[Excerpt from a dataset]

__________________________________________________

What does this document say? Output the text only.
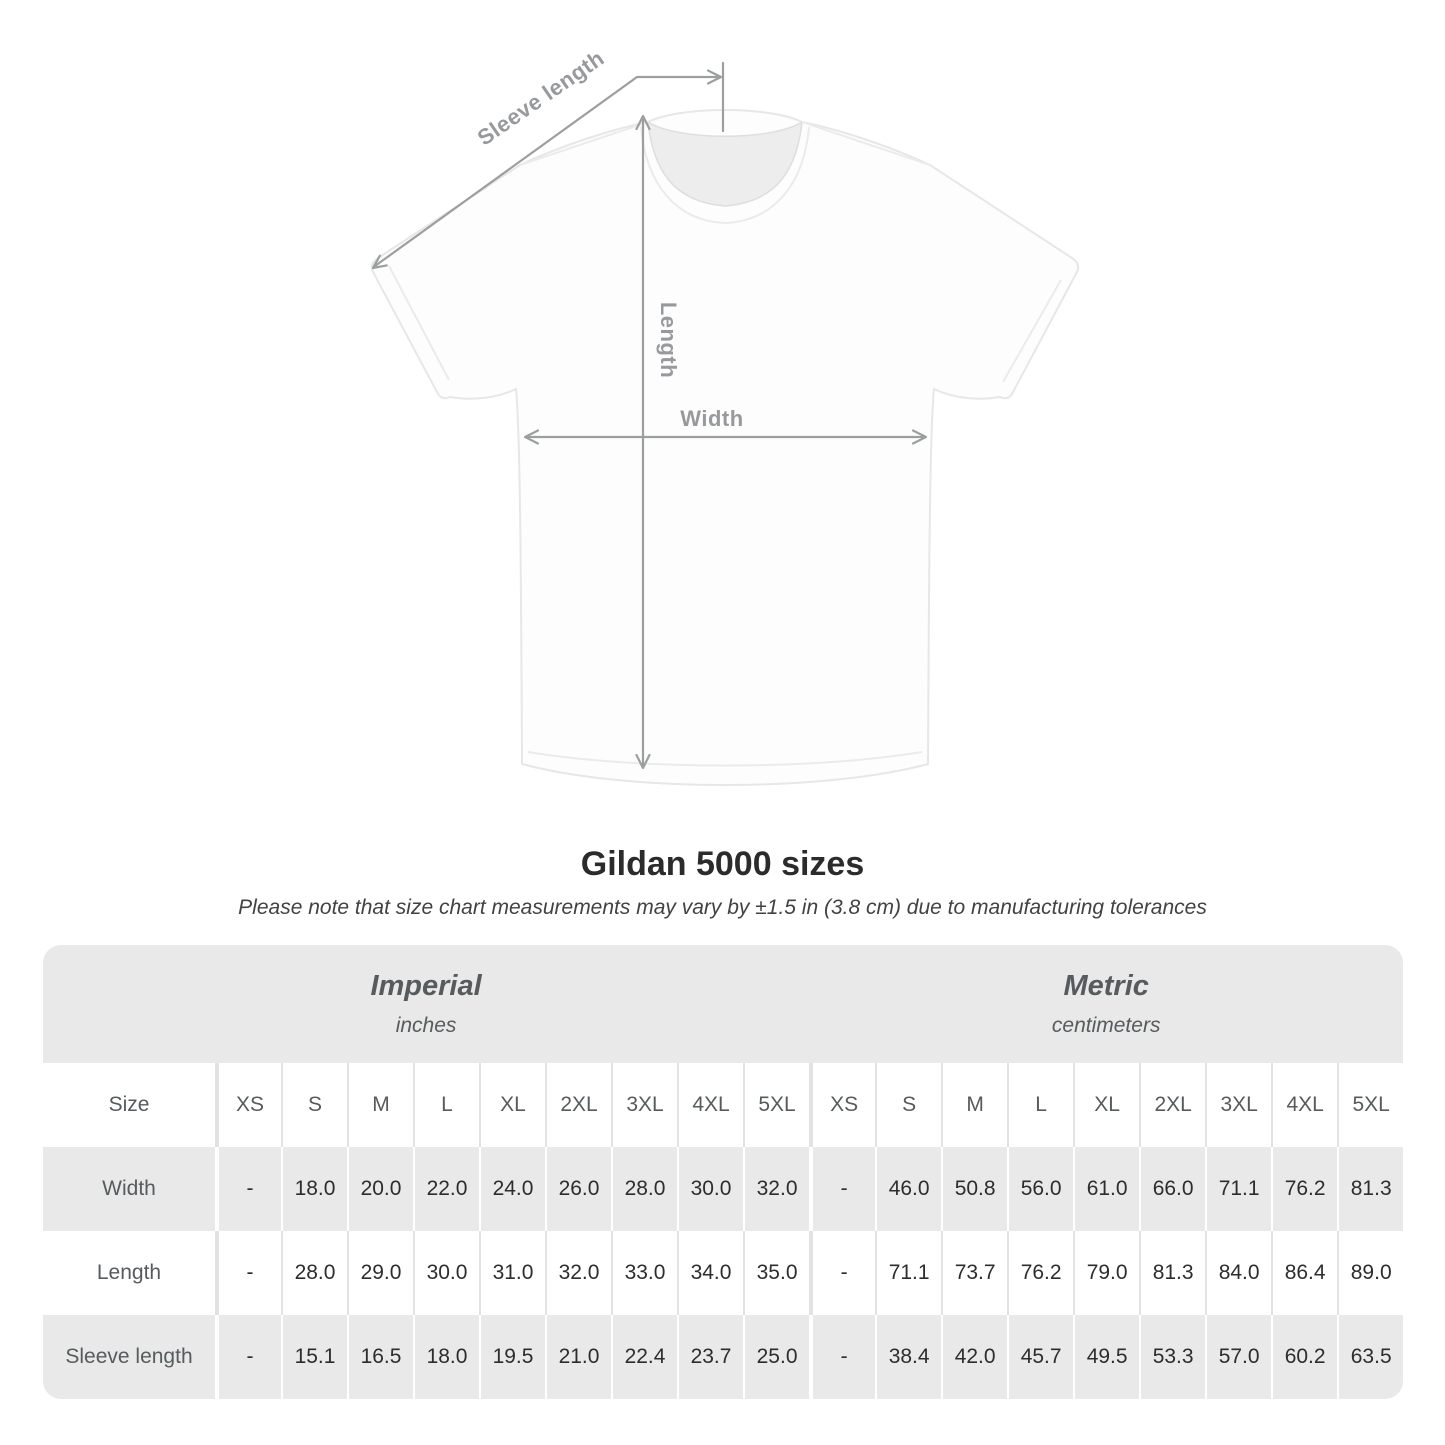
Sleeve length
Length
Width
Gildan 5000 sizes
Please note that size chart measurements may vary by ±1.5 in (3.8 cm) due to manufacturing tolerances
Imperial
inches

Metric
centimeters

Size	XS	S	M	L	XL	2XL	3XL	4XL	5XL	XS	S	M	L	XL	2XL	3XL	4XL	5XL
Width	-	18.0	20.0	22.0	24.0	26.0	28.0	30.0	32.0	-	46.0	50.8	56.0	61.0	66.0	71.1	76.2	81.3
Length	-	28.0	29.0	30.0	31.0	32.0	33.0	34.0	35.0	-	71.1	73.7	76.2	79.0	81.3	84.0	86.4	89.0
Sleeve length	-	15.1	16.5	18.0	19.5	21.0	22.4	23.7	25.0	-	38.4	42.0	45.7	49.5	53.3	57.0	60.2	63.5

__________________________________________________

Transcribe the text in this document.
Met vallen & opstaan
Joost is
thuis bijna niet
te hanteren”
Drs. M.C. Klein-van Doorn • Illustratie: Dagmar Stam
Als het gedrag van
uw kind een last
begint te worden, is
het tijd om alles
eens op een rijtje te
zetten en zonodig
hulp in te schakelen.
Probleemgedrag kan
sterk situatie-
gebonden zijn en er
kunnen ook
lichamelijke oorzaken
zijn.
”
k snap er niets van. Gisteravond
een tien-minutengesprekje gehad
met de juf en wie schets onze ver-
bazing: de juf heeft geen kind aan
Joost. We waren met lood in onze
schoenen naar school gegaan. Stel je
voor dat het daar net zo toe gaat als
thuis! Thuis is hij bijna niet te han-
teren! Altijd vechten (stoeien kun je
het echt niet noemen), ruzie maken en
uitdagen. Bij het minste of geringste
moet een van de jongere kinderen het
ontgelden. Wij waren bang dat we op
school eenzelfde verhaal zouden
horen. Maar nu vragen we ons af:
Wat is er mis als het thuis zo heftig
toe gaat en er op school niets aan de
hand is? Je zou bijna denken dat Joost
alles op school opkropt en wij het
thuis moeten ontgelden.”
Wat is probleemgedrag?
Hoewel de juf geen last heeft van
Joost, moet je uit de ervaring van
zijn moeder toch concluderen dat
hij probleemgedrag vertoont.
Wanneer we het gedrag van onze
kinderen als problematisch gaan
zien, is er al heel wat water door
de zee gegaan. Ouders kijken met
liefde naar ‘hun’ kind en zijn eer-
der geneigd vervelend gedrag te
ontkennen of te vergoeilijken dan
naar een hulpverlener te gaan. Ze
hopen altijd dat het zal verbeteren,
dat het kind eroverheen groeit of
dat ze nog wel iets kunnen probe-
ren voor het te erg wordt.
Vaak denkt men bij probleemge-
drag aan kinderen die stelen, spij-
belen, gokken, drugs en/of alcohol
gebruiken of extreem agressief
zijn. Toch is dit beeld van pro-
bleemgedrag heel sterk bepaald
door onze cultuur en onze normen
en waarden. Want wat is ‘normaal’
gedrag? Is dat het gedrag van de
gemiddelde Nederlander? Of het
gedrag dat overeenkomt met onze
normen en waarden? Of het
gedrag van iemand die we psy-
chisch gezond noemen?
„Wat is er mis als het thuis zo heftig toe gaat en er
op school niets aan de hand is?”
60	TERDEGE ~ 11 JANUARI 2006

__________________________________________________

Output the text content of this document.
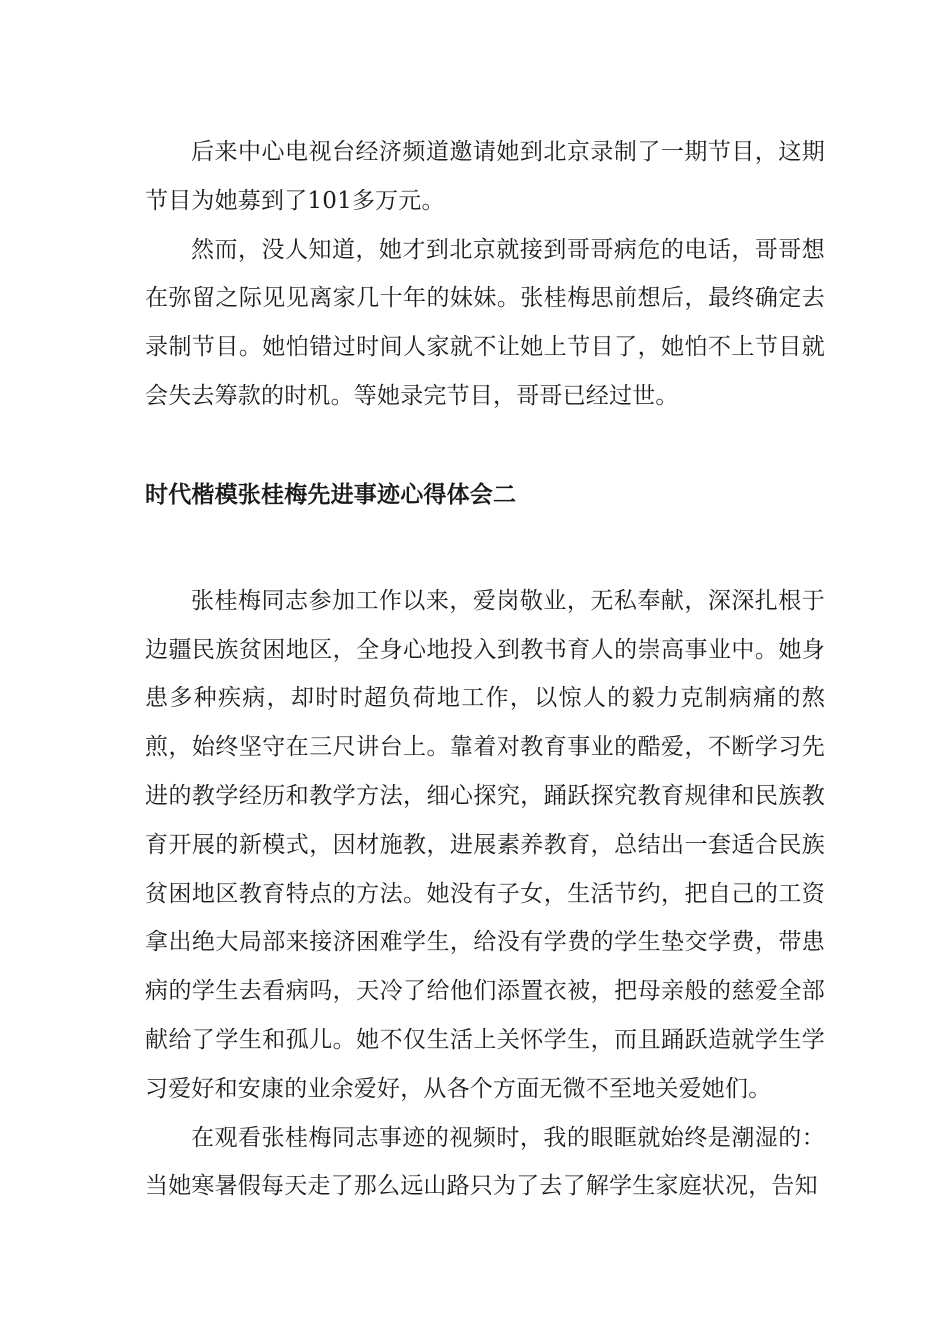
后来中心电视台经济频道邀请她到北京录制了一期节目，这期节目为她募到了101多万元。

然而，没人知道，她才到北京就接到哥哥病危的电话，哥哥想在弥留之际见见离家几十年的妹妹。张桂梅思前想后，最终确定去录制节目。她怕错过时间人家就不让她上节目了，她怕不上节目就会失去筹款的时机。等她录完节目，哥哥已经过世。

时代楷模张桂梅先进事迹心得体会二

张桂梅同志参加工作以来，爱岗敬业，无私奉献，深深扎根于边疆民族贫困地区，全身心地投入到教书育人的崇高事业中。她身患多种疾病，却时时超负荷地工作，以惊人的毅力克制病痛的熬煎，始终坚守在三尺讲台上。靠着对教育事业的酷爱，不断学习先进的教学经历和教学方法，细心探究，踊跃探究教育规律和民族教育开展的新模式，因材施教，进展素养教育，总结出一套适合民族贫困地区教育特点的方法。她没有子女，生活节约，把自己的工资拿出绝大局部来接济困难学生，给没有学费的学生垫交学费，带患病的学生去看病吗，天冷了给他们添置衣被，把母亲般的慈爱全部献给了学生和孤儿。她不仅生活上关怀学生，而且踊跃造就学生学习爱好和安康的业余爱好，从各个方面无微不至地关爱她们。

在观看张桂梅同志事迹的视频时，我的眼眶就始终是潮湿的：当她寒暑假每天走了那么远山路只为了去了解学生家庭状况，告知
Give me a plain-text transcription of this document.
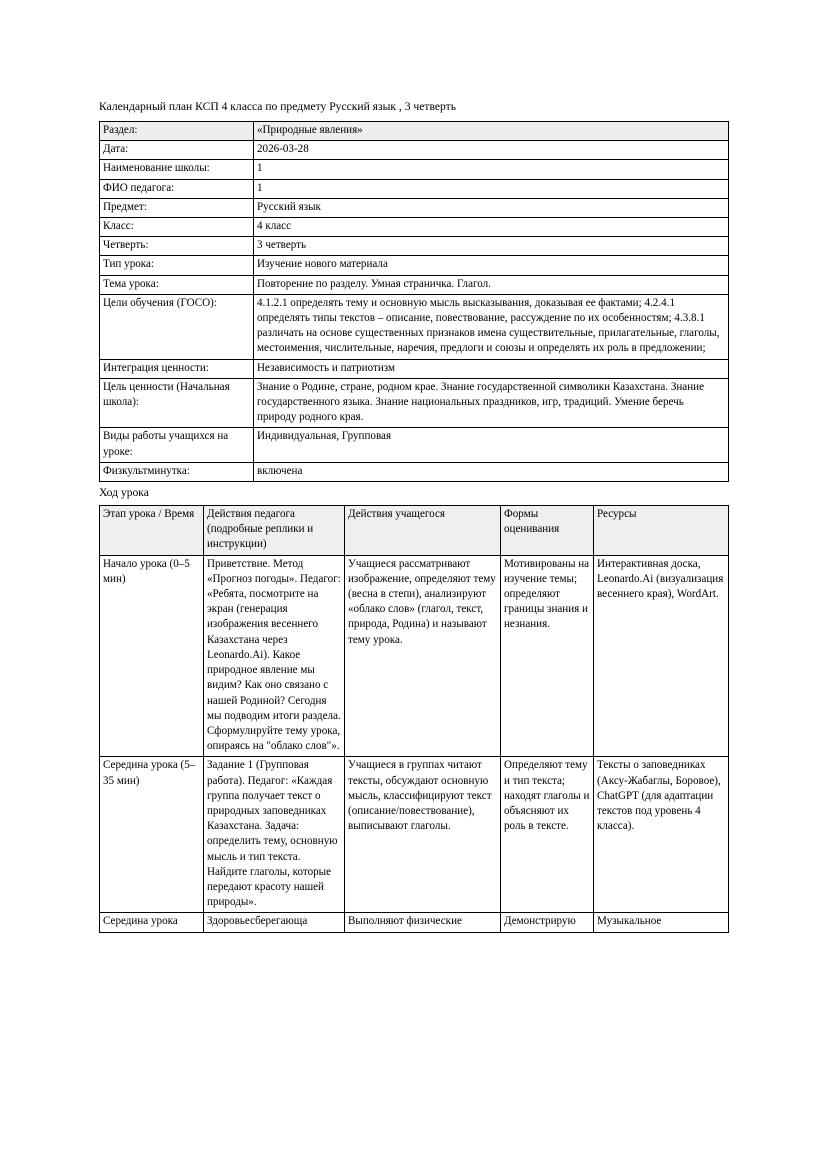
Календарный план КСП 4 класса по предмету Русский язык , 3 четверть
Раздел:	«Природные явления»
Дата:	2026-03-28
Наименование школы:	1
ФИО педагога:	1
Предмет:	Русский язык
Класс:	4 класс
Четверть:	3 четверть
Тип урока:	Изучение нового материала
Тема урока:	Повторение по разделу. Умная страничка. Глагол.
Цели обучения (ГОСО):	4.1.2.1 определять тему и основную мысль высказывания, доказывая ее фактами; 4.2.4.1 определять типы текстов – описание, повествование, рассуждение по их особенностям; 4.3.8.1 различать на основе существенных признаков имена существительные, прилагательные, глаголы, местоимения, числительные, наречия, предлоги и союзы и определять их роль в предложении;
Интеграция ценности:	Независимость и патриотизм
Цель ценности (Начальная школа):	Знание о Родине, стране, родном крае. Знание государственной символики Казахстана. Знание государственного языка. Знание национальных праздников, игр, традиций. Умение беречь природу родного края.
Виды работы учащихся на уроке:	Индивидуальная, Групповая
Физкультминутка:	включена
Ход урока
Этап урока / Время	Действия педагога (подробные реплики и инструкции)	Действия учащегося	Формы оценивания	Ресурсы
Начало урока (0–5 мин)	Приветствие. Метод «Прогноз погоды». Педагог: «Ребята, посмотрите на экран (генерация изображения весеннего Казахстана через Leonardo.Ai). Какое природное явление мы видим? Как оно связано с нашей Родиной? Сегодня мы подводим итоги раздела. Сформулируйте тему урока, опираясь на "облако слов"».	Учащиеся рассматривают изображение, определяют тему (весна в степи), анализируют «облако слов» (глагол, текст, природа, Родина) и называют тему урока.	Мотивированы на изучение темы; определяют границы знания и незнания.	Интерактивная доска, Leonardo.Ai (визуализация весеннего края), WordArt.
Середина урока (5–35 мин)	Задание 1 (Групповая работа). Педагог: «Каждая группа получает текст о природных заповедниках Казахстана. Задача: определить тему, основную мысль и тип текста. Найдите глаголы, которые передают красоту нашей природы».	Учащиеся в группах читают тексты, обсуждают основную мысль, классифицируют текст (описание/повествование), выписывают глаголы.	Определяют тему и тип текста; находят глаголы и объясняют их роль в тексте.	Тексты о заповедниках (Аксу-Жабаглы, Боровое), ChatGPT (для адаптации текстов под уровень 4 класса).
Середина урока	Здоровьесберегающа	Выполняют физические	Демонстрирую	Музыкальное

__________________________________________________

> [What you are asked to do]: Filter lines by "Width" and return each hit.

> [Result of the task]:
Width
Width	-	18.0	20.0	22.0	24.0	26.0	28.0	30.0	32.0	-	46.0	50.8	56.0	61.0	66.0	71.1	76.2	81.3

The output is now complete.